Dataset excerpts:
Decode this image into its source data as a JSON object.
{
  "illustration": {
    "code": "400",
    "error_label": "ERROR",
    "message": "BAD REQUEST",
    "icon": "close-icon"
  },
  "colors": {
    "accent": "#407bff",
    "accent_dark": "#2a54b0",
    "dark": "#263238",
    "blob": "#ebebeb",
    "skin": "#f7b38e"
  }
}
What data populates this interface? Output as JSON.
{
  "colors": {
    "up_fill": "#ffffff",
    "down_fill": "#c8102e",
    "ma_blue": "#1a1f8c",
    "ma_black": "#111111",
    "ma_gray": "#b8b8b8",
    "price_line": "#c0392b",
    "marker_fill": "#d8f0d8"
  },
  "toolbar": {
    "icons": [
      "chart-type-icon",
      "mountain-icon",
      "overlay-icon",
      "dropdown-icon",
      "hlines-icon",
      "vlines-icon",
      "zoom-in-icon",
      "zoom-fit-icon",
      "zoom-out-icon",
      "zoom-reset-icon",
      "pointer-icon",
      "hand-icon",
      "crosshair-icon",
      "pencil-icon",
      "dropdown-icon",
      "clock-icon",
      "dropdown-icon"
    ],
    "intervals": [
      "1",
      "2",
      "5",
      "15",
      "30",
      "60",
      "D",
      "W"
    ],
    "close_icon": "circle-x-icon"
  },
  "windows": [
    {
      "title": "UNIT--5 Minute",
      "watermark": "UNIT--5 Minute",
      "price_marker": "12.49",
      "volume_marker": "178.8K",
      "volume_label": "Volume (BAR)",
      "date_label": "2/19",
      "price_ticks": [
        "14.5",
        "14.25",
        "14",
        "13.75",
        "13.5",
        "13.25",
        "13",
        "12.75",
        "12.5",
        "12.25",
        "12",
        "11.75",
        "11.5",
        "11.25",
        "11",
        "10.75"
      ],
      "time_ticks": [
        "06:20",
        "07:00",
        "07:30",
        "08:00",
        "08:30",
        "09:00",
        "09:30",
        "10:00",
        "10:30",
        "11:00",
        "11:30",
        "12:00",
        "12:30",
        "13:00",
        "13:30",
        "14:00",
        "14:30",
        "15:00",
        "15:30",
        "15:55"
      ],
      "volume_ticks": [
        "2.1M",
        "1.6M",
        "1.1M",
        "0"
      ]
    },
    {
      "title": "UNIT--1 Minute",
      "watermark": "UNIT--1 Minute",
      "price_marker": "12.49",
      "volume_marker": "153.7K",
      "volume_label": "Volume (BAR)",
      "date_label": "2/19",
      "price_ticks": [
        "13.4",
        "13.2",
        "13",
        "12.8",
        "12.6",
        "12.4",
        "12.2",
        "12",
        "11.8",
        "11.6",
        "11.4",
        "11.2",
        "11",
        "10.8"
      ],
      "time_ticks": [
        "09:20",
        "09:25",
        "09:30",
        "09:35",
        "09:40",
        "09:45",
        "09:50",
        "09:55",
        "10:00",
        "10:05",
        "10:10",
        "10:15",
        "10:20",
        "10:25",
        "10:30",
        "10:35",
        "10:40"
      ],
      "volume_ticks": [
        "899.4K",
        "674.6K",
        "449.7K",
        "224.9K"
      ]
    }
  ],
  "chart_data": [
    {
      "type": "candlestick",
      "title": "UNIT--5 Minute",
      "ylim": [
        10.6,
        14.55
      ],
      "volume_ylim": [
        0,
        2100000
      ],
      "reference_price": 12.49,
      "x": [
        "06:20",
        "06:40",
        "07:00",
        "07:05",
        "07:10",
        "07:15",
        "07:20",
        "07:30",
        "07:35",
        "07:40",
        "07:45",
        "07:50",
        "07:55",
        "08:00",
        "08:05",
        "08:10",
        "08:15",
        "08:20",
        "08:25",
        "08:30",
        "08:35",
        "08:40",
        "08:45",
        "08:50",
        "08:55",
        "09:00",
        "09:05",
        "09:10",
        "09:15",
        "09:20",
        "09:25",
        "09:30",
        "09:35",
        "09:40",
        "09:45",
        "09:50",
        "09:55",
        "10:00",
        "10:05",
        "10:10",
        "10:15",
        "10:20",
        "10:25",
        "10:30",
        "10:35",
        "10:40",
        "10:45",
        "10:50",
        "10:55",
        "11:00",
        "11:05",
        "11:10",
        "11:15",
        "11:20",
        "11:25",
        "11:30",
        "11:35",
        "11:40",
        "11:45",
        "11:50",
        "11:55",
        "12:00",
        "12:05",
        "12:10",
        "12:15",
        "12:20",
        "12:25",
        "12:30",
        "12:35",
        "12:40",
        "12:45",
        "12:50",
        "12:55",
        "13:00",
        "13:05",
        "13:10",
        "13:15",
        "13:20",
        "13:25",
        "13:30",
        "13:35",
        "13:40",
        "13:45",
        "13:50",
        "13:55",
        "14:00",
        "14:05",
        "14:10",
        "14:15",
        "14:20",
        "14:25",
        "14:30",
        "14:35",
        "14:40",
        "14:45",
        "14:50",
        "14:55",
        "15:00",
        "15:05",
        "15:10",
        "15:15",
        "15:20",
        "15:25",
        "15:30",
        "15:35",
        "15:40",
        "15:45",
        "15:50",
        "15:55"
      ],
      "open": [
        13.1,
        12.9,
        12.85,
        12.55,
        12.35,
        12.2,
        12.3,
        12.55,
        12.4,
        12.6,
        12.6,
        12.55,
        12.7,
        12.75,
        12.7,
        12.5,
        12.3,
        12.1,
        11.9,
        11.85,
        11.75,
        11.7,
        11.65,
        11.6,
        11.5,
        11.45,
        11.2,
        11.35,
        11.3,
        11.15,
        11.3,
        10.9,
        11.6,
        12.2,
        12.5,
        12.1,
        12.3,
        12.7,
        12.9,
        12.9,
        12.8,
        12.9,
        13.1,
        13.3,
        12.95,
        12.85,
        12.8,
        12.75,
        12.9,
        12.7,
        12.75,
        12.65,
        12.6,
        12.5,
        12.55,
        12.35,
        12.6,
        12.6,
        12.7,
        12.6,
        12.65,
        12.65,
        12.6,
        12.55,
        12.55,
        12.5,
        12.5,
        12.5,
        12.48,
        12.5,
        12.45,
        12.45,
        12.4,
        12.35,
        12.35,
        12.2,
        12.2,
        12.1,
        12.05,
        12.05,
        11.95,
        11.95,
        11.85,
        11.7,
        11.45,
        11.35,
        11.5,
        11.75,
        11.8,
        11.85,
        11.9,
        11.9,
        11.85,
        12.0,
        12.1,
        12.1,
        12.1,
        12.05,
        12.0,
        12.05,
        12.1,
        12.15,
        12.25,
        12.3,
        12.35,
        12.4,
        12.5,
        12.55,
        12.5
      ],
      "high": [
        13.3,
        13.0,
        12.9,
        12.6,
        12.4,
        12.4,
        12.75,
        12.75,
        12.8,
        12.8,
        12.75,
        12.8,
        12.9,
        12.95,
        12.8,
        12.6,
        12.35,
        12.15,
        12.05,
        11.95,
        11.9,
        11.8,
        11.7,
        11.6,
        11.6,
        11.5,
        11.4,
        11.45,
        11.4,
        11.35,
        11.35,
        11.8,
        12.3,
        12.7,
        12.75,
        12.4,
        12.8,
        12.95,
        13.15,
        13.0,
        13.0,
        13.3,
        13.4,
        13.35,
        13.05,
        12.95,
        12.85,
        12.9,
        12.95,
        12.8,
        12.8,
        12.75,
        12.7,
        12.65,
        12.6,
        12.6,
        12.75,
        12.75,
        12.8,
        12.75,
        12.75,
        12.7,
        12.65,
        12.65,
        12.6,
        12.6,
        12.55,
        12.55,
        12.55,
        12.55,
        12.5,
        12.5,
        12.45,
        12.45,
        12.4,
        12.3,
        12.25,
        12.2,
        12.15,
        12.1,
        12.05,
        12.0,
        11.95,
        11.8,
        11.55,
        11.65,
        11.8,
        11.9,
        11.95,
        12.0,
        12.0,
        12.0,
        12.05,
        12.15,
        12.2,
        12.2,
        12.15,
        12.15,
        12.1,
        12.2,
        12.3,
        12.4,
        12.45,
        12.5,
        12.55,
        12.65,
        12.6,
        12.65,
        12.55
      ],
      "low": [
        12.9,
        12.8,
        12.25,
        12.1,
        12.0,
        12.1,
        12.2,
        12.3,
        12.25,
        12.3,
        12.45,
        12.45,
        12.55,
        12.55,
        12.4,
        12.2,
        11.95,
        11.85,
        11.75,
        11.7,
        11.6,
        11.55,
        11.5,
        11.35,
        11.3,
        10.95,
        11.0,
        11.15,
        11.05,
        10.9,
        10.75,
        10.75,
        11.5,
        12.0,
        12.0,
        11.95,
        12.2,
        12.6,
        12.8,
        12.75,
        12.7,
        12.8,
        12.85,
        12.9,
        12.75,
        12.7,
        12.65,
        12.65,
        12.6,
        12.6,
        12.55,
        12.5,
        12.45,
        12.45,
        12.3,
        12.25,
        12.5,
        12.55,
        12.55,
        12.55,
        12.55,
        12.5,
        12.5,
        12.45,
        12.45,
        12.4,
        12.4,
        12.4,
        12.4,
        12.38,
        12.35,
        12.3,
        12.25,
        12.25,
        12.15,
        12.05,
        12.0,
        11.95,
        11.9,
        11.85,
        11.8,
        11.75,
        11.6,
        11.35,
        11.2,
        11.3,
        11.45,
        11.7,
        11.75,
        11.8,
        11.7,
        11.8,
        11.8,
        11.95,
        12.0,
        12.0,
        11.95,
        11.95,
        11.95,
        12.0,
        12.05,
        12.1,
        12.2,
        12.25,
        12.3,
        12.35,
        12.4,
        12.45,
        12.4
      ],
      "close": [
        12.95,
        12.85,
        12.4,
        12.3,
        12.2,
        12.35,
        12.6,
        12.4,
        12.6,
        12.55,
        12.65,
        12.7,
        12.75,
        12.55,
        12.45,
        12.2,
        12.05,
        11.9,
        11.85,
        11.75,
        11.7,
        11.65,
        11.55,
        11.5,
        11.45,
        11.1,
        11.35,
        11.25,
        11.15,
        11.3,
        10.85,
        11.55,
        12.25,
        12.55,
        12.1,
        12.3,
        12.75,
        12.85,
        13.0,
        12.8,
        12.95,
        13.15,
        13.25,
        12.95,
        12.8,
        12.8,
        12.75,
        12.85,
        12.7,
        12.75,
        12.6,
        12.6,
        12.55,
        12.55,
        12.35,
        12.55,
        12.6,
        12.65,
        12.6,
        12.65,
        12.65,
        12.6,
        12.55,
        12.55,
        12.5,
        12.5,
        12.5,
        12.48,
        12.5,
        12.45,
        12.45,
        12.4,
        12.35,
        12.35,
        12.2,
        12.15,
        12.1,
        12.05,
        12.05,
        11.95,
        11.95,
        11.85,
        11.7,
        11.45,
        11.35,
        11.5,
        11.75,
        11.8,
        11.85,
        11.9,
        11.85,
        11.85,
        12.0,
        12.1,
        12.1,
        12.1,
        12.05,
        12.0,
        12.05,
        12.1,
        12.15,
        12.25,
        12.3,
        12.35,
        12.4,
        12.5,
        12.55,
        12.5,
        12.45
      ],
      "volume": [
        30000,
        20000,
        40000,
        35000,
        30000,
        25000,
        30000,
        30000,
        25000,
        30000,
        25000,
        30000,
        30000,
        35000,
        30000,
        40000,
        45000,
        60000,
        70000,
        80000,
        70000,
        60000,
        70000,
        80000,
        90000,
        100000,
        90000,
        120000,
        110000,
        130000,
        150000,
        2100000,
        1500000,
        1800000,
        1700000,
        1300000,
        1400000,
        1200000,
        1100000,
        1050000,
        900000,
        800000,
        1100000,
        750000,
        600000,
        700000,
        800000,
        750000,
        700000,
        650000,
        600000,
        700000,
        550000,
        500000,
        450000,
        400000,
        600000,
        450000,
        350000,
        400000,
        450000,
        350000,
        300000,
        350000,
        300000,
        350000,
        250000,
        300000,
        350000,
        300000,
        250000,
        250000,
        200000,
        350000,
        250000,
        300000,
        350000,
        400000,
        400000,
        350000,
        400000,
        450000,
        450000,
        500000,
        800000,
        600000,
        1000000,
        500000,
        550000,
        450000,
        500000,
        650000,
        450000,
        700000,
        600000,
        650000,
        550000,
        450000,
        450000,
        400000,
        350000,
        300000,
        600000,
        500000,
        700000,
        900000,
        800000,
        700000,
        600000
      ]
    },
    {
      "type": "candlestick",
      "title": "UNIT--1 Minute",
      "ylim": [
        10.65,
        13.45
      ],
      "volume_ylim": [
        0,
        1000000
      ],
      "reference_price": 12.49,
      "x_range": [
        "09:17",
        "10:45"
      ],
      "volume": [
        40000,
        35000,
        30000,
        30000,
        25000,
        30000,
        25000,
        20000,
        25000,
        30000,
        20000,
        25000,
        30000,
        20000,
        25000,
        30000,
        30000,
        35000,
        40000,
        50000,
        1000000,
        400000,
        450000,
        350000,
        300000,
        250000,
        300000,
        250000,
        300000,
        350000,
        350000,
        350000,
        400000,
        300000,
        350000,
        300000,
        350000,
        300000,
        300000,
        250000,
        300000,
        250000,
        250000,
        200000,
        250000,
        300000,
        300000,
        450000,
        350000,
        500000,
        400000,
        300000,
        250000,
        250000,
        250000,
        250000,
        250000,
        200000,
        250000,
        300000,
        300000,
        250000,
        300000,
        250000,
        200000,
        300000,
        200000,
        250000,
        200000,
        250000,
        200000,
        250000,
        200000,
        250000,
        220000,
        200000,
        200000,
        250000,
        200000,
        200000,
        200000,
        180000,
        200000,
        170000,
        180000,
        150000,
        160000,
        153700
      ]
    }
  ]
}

* _Given task_:
Check each line above for "this" and return the ones that have it.

* _Written answer_:
Decode this image into its source data as a JSON object.
What data populates this interface? Output as JSON.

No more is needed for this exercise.